Teks Bacaan:
· · · ·

Release kembali tulisanku waktu kuliah tahun 2007 mata kuliah Sosiolgi Komunikasi............
(untuk teman-teman yang selalu betah berselancar di Dunia Maya dan bermain Games)

Televisi ku sayang televisiku malang......

Televisi Sebagai Media "Pendidikan" atau "Pembunuhan" Budaya Bangsa

Televisi merupakan sarana teknologi komunikasi yang berkembang pesat dewasa ini, karena televisi sudah menjadi kebutuhan yang sacral bagi masyarakat kita di Indonesia khususnya. Dengan si kotak ajaib ini kita dapat mengakses suatu informasi dengan mudah dan efisien secara serentak baik yang ada di perkotaan maupun di Pedesaan. Akan tetapi sampai saat ini masih terdengar keluhan dari tengah masyarakat kita akan tayangan dan hiburan yang ada di pertelevisian nasional. Mengapa ini bisa sampai terjadi ?. Ini disebabkan oleh pertelevisian nasional yang hanya mengutamakan unsur materialisme saja. Ini dapat dilihat apabila semakin tinggi rating suatu siaran maka siaran tersebut semakin dipublikasikan secara jor-joran tanpa melihat aspek cultural-educatif yang kadang dinafikan oleh media televisi tersebut. Walaupun siaran tersebut tidak mengandung unsur pendidikan dan etika budaya kita. Tetapi, tetap nekat dipublikasikan kepada khalayak ramai yang parahnya lagi tanpa memperhatikan jam tayang ( prime time ) yang tepat sehingga dengan mudahnya anak-anak juga ikut-ikutan mengkonsumsi tayangan tersebut.

· · · ·

Tulis lagi bagian teks tentang televisi yang dibuka dengan kata-kata berisi "Release kembali tulisanku" dan ditutup dengan "dan bermain Games)", lalu tukar "Dunia Maya" dengan "internet".

· · · ·

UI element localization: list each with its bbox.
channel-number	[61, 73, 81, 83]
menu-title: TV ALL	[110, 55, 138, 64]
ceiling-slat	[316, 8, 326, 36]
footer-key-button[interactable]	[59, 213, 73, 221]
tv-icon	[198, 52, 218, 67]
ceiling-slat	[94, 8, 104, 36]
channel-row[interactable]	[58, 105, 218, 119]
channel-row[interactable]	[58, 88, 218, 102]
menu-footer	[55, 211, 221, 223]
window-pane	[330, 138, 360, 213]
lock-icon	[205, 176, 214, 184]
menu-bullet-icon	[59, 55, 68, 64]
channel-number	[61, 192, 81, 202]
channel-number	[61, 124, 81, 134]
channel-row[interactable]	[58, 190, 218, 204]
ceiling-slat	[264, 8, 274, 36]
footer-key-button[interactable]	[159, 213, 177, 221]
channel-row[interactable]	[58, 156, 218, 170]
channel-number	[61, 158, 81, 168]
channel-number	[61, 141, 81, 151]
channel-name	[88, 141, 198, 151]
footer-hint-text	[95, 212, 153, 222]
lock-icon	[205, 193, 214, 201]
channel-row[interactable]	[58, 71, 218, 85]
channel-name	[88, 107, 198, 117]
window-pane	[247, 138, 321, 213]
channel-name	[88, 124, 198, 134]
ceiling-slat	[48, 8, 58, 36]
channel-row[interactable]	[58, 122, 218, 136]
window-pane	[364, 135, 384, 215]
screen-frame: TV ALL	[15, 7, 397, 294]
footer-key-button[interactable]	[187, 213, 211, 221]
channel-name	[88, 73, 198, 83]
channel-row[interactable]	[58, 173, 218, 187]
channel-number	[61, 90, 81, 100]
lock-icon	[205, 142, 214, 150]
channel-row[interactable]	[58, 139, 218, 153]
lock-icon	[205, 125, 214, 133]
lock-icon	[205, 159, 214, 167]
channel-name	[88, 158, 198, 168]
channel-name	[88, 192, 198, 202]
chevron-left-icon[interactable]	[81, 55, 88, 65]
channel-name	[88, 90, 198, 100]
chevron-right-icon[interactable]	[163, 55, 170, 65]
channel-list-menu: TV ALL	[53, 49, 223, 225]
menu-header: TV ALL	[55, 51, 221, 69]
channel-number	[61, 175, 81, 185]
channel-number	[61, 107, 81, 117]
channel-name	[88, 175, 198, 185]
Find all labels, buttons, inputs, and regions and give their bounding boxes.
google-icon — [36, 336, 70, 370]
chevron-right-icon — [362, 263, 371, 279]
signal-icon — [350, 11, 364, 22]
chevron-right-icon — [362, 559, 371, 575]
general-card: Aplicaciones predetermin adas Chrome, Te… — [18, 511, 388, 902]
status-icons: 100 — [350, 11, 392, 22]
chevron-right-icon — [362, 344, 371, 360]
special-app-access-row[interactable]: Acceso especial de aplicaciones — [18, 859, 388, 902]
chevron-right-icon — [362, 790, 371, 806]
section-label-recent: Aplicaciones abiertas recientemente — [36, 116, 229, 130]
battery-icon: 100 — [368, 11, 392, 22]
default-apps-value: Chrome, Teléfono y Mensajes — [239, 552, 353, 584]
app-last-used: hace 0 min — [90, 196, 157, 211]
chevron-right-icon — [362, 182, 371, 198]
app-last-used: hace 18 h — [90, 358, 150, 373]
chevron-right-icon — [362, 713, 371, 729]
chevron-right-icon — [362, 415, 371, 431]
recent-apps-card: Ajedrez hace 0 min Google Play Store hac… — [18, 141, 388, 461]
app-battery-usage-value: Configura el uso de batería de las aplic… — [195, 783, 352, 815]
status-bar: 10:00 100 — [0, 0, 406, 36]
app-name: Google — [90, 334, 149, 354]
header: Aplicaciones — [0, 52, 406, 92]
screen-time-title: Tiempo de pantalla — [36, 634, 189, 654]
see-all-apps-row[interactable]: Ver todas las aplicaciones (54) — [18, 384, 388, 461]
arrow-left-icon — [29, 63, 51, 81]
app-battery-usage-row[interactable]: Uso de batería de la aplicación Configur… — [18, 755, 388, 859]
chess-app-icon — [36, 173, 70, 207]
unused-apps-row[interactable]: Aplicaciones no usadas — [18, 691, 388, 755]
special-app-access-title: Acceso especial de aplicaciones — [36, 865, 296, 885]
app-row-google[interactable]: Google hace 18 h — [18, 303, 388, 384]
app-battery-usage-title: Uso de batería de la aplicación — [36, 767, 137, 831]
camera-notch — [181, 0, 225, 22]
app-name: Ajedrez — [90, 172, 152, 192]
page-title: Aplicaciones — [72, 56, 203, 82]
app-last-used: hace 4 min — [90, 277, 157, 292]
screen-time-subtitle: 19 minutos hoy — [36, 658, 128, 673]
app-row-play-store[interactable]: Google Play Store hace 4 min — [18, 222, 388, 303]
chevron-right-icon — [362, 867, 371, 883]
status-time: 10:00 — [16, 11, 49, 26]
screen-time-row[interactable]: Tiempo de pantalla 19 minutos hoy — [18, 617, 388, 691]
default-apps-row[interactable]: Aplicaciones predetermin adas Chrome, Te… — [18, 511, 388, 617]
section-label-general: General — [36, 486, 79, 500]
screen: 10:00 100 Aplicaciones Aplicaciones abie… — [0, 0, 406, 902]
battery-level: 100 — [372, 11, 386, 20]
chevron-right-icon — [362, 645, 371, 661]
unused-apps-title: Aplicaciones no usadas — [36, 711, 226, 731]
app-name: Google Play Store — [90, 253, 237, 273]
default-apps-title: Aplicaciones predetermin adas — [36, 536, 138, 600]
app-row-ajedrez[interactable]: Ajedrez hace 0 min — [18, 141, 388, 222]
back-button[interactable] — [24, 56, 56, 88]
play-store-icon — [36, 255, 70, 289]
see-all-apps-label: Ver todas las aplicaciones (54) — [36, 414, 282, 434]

· · · ·

Hasil Tugas:
Release kembali tulisanku waktu kuliah tahun 2007 mata kuliah Sosiolgi Komunikasi............
(untuk teman-teman yang selalu betah berselancar di internet dan bermain Games)